◆ AIM ◆
Repeat the entire listing exactly as written.

--- BEGIN ---

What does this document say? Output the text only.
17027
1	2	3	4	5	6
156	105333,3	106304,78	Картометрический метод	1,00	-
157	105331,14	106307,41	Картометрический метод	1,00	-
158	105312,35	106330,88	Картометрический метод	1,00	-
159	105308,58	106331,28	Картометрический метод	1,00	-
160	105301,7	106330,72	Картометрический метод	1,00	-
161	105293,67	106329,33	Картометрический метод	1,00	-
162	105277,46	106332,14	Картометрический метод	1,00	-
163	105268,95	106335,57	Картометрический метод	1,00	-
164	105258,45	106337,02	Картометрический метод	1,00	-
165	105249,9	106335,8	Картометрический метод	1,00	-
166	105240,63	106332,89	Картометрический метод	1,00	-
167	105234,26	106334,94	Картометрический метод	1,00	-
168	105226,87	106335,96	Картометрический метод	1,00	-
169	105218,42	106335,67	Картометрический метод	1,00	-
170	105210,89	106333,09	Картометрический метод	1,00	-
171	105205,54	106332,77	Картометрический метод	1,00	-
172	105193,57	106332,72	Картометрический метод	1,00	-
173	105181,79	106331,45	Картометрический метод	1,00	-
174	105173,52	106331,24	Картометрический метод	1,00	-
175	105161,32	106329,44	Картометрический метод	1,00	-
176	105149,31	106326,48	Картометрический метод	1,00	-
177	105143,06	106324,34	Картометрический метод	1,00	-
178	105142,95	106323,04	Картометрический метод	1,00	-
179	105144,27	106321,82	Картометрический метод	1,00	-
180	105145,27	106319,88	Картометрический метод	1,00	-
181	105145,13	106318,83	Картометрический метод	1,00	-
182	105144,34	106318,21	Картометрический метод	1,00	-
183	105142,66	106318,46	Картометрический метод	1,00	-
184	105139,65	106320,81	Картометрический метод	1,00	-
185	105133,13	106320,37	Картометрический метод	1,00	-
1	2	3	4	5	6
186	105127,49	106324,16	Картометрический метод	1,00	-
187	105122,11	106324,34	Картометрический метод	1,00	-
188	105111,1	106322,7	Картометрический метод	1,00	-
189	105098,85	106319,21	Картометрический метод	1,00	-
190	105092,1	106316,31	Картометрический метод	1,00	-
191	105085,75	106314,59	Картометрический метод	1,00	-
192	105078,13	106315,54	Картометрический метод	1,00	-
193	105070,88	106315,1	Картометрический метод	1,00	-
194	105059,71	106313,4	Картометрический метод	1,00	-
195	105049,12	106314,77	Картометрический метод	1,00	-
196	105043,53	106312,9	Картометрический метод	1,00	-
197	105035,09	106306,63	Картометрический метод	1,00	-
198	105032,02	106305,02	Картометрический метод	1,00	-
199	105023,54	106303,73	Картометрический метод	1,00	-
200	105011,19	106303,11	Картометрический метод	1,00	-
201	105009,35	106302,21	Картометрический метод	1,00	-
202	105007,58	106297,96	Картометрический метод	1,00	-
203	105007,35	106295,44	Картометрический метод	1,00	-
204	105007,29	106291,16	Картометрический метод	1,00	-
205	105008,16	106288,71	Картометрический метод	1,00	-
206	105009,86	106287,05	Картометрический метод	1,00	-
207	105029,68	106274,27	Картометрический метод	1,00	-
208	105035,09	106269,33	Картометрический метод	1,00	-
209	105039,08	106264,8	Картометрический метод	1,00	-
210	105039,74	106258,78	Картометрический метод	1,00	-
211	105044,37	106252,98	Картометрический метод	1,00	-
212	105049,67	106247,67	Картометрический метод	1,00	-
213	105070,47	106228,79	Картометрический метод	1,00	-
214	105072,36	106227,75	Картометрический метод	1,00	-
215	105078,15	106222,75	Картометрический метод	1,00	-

--- END ---

◆ RESULT OF THE EXERCISE ◆
What does this document say? Output the text only.
17027
1	2	3	4	5	6
156	105333,3	106304,78	Картометрический метод	1,00	-
157	105331,14	106307,41	Картометрический метод	1,00	-
158	105312,35	106330,88	Картометрический метод	1,00	-
159	105308,58	106331,28	Картометрический метод	1,00	-
160	105301,7	106330,72	Картометрический метод	1,00	-
161	105293,67	106329,33	Картометрический метод	1,00	-
162	105277,46	106332,14	Картометрический метод	1,00	-
163	105268,95	106335,57	Картометрический метод	1,00	-
164	105258,45	106337,02	Картометрический метод	1,00	-
165	105249,9	106335,8	Картометрический метод	1,00	-
166	105240,63	106332,89	Картометрический метод	1,00	-
167	105234,26	106334,94	Картометрический метод	1,00	-
168	105226,87	106335,96	Картометрический метод	1,00	-
169	105218,42	106335,67	Картометрический метод	1,00	-
170	105210,89	106333,09	Картометрический метод	1,00	-
171	105205,54	106332,77	Картометрический метод	1,00	-
172	105193,57	106332,72	Картометрический метод	1,00	-
173	105181,79	106331,45	Картометрический метод	1,00	-
174	105173,52	106331,24	Картометрический метод	1,00	-
175	105161,32	106329,44	Картометрический метод	1,00	-
176	105149,31	106326,48	Картометрический метод	1,00	-
177	105143,06	106324,34	Картометрический метод	1,00	-
178	105142,95	106323,04	Картометрический метод	1,00	-
179	105144,27	106321,82	Картометрический метод	1,00	-
180	105145,27	106319,88	Картометрический метод	1,00	-
181	105145,13	106318,83	Картометрический метод	1,00	-
182	105144,34	106318,21	Картометрический метод	1,00	-
183	105142,66	106318,46	Картометрический метод	1,00	-
184	105139,65	106320,81	Картометрический метод	1,00	-
185	105133,13	106320,37	Картометрический метод	1,00	-
1	2	3	4	5	6
186	105127,49	106324,16	Картометрический метод	1,00	-
187	105122,11	106324,34	Картометрический метод	1,00	-
188	105111,1	106322,7	Картометрический метод	1,00	-
189	105098,85	106319,21	Картометрический метод	1,00	-
190	105092,1	106316,31	Картометрический метод	1,00	-
191	105085,75	106314,59	Картометрический метод	1,00	-
192	105078,13	106315,54	Картометрический метод	1,00	-
193	105070,88	106315,1	Картометрический метод	1,00	-
194	105059,71	106313,4	Картометрический метод	1,00	-
195	105049,12	106314,77	Картометрический метод	1,00	-
196	105043,53	106312,9	Картометрический метод	1,00	-
197	105035,09	106306,63	Картометрический метод	1,00	-
198	105032,02	106305,02	Картометрический метод	1,00	-
199	105023,54	106303,73	Картометрический метод	1,00	-
200	105011,19	106303,11	Картометрический метод	1,00	-
201	105009,35	106302,21	Картометрический метод	1,00	-
202	105007,58	106297,96	Картометрический метод	1,00	-
203	105007,35	106295,44	Картометрический метод	1,00	-
204	105007,29	106291,16	Картометрический метод	1,00	-
205	105008,16	106288,71	Картометрический метод	1,00	-
206	105009,86	106287,05	Картометрический метод	1,00	-
207	105029,68	106274,27	Картометрический метод	1,00	-
208	105035,09	106269,33	Картометрический метод	1,00	-
209	105039,08	106264,8	Картометрический метод	1,00	-
210	105039,74	106258,78	Картометрический метод	1,00	-
211	105044,37	106252,98	Картометрический метод	1,00	-
212	105049,67	106247,67	Картометрический метод	1,00	-
213	105070,47	106228,79	Картометрический метод	1,00	-
214	105072,36	106227,75	Картометрический метод	1,00	-
215	105078,15	106222,75	Картометрический метод	1,00	-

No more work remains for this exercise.